EXERCISE TASK: Copy out the listing that follows, exactly, without its pictures.

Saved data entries
** begin **

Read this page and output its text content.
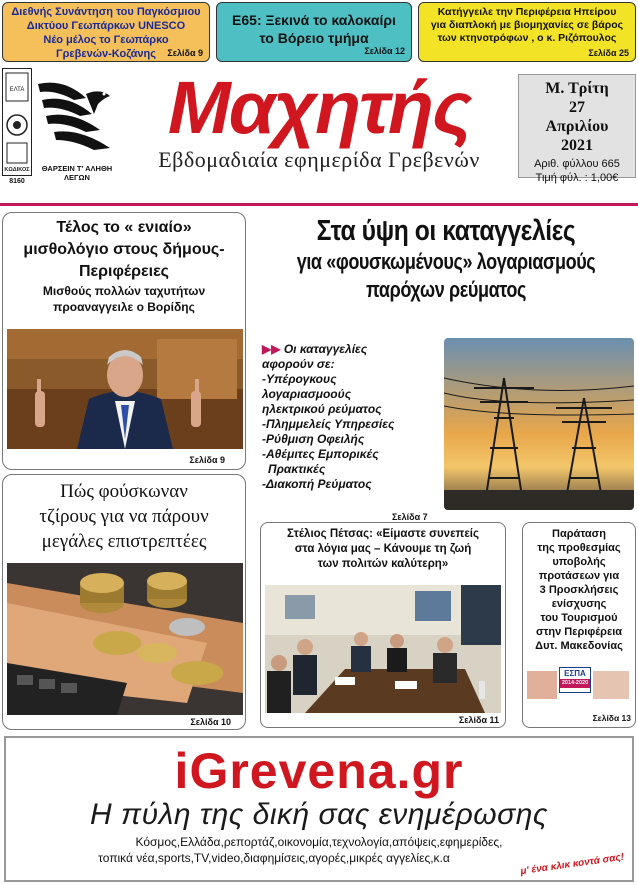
Διεθνής Συνάντηση του Παγκόσμιου
Δικτύου Γεωπάρκων UNESCO
Νέο μέλος το Γεωπάρκο
Γρεβενών-Κοζάνης	Σελίδα 9
Ε65: Ξεκινά το καλοκαίρι
το Βόρειο τμήμα
Σελίδα 12
Κατήγγειλε την Περιφέρεια Ηπείρου
για διαπλοκή με βιομηχανίες σε βάρος
των κτηνοτρόφων , ο κ. Ριζόπουλος
Σελίδα 25
ΕΛΤΑ
ΚΩΔΙΚΟΣ
8160
ΘΑΡΣΕΙΝ Τ' ΑΛΗΘΗ ΛΕΓΩΝ
Μαχητής
Εβδομαδιαία εφημερίδα Γρεβενών
Μ. Τρίτη
27
Απριλίου
2021
Αριθ. φύλλου 665
Τιμή φύλ. : 1,00€
Τέλος το « ενιαίο»
μισθολόγιο στους δήμους-
Περιφέρειες
Μισθούς πολλών ταχυτήτων
προαναγγειλε ο Βορίδης
Σελίδα 9
Πώς φούσκωναν
τζίρους για να πάρουν
μεγάλες επιστρεπτέες
Σελίδα 10
Στα ύψη οι καταγγελίες
για «φουσκωμένους» λογαριασμούς
παρόχων ρεύματος
▶▶ Οι καταγγελίες
αφορούν σε:
-Υπέρογκους
λογαριασμοούς
ηλεκτρικού ρεύματος
-Πλημμελείς Υπηρεσίες
-Ρύθμιση Οφειλής
-Αθέμιτες Εμπορικές
Πρακτικές
-Διακοπή Ρεύματος
Σελίδα 7
Στέλιος Πέτσας: «Είμαστε συνεπείς
στα λόγια μας – Κάνουμε τη ζωή
των πολιτών καλύτερη»
Σελίδα 11
Παράταση
της προθεσμίας
υποβολής
προτάσεων για
3 Προσκλήσεις
ενίσχυσης
του Τουρισμού
στην Περιφέρεια
Δυτ. Μακεδονίας
ΕΣΠΑ
2014-2020
Σελίδα 13
iGrevena.gr
Η πύλη της δική σας ενημέρωσης
Κόσμος,Ελλάδα,ρεπορτάζ,οικονομία,τεχνολογία,απόψεις,εφημερίδες,
τοπικά νέα,sports,TV,video,διαφημίσεις,αγορές,μικρές αγγελίες,κ.α	μ' ένα κλικ κοντά σας!
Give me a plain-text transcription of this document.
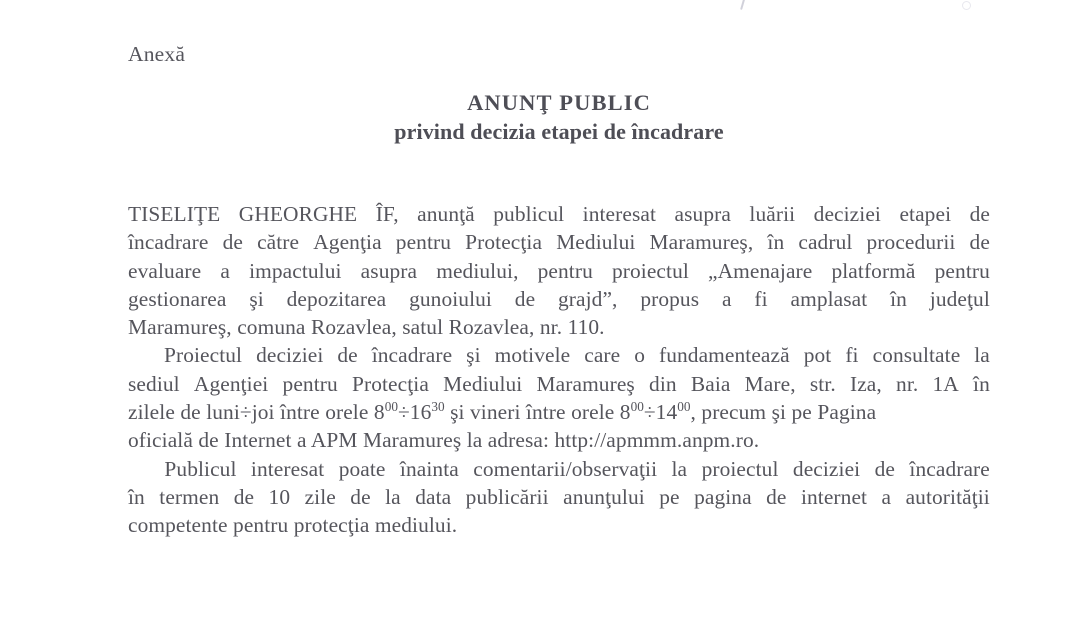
Anexă
ANUNŢ PUBLIC
privind decizia etapei de încadrare
TISELIŢE GHEORGHE ÎF, anunţă publicul interesat asupra luării deciziei etapei de
încadrare de către Agenţia pentru Protecţia Mediului Maramureş, în cadrul procedurii de
evaluare a impactului asupra mediului, pentru proiectul „Amenajare platformă pentru
gestionarea şi depozitarea gunoiului de grajd”, propus a fi amplasat în judeţul
Maramureş, comuna Rozavlea, satul Rozavlea, nr. 110.
Proiectul deciziei de încadrare şi motivele care o fundamentează pot fi consultate la
sediul Agenţiei pentru Protecţia Mediului Maramureş din Baia Mare, str. Iza, nr. 1A în
zilele de luni÷joi între orele $8^{00}\div 16^{30}$ şi vineri între orele $8^{00}\div 14^{00}$, precum şi pe Pagina
oficială de Internet a APM Maramureş la adresa: http://apmmm.anpm.ro.
Publicul interesat poate înainta comentarii/observaţii la proiectul deciziei de încadrare
în termen de 10 zile de la data publicării anunţului pe pagina de internet a autorităţii
competente pentru protecţia mediului.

** end **

WRITTEN SOLUTION:
Read this page and output its text content.
Διεθνής Συνάντηση του Παγκόσμιου
Δικτύου Γεωπάρκων UNESCO
Νέο μέλος το Γεωπάρκο
Γρεβενών-Κοζάνης	Σελίδα 9
Ε65: Ξεκινά το καλοκαίρι
το Βόρειο τμήμα
Σελίδα 12
Κατήγγειλε την Περιφέρεια Ηπείρου
για διαπλοκή με βιομηχανίες σε βάρος
των κτηνοτρόφων , ο κ. Ριζόπουλος
Σελίδα 25
ΕΛΤΑ
ΚΩΔΙΚΟΣ
8160
ΘΑΡΣΕΙΝ Τ' ΑΛΗΘΗ ΛΕΓΩΝ
Μαχητής
Εβδομαδιαία εφημερίδα Γρεβενών
Μ. Τρίτη
27
Απριλίου
2021
Αριθ. φύλλου 665
Τιμή φύλ. : 1,00€
Τέλος το « ενιαίο»
μισθολόγιο στους δήμους-
Περιφέρειες
Μισθούς πολλών ταχυτήτων
προαναγγειλε ο Βορίδης
Σελίδα 9
Πώς φούσκωναν
τζίρους για να πάρουν
μεγάλες επιστρεπτέες
Σελίδα 10
Στα ύψη οι καταγγελίες
για «φουσκωμένους» λογαριασμούς
παρόχων ρεύματος
▶▶ Οι καταγγελίες
αφορούν σε:
-Υπέρογκους
λογαριασμοούς
ηλεκτρικού ρεύματος
-Πλημμελείς Υπηρεσίες
-Ρύθμιση Οφειλής
-Αθέμιτες Εμπορικές
Πρακτικές
-Διακοπή Ρεύματος
Σελίδα 7
Στέλιος Πέτσας: «Είμαστε συνεπείς
στα λόγια μας – Κάνουμε τη ζωή
των πολιτών καλύτερη»
Σελίδα 11
Παράταση
της προθεσμίας
υποβολής
προτάσεων για
3 Προσκλήσεις
ενίσχυσης
του Τουρισμού
στην Περιφέρεια
Δυτ. Μακεδονίας
ΕΣΠΑ
2014-2020
Σελίδα 13
iGrevena.gr
Η πύλη της δική σας ενημέρωσης
Κόσμος,Ελλάδα,ρεπορτάζ,οικονομία,τεχνολογία,απόψεις,εφημερίδες,
τοπικά νέα,sports,TV,video,διαφημίσεις,αγορές,μικρές αγγελίες,κ.α	μ' ένα κλικ κοντά σας!
Give me a plain-text transcription of this document.
Anexă
ANUNŢ PUBLIC
privind decizia etapei de încadrare
TISELIŢE GHEORGHE ÎF, anunţă publicul interesat asupra luării deciziei etapei de
încadrare de către Agenţia pentru Protecţia Mediului Maramureş, în cadrul procedurii de
evaluare a impactului asupra mediului, pentru proiectul „Amenajare platformă pentru
gestionarea şi depozitarea gunoiului de grajd”, propus a fi amplasat în judeţul
Maramureş, comuna Rozavlea, satul Rozavlea, nr. 110.
Proiectul deciziei de încadrare şi motivele care o fundamentează pot fi consultate la
sediul Agenţiei pentru Protecţia Mediului Maramureş din Baia Mare, str. Iza, nr. 1A în
zilele de luni÷joi între orele $8^{00}\div 16^{30}$ şi vineri între orele $8^{00}\div 14^{00}$, precum şi pe Pagina
oficială de Internet a APM Maramureş la adresa: http://apmmm.anpm.ro.
Publicul interesat poate înainta comentarii/observaţii la proiectul deciziei de încadrare
în termen de 10 zile de la data publicării anunţului pe pagina de internet a autorităţii
competente pentru protecţia mediului.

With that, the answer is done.